> Exercise brief: Count how many lines in this material contain "name". The answer is that number alone.

> Entries:
···
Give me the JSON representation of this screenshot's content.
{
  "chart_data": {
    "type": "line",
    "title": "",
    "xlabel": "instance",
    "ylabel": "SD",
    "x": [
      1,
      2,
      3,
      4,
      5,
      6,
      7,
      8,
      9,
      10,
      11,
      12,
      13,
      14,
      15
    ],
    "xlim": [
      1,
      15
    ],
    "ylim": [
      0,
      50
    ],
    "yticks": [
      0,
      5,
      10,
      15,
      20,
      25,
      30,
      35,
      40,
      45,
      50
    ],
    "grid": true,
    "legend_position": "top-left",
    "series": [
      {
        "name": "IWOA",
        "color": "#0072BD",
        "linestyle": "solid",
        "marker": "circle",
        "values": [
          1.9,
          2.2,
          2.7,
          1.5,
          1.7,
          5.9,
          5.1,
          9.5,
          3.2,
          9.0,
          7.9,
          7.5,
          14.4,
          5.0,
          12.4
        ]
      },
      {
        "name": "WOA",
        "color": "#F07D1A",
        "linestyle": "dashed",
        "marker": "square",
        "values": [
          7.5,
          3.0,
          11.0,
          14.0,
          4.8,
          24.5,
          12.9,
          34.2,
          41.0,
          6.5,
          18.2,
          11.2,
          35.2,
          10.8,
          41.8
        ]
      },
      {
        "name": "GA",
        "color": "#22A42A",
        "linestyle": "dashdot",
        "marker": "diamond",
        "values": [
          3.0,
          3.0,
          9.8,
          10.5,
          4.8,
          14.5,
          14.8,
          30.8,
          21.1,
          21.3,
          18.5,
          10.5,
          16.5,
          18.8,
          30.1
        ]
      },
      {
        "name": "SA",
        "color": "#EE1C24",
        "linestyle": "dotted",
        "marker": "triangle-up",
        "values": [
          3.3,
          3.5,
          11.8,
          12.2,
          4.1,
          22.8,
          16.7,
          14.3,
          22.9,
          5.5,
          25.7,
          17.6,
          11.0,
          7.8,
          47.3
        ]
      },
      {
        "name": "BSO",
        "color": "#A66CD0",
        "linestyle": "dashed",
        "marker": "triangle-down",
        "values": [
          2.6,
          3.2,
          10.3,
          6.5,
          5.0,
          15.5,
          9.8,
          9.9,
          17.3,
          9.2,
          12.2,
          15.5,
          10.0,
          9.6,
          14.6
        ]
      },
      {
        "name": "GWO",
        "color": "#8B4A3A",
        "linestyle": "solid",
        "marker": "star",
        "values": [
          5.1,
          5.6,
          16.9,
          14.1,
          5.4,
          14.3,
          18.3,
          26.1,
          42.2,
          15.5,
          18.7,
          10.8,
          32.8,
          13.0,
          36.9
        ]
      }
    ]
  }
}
···
> Answer in full: 6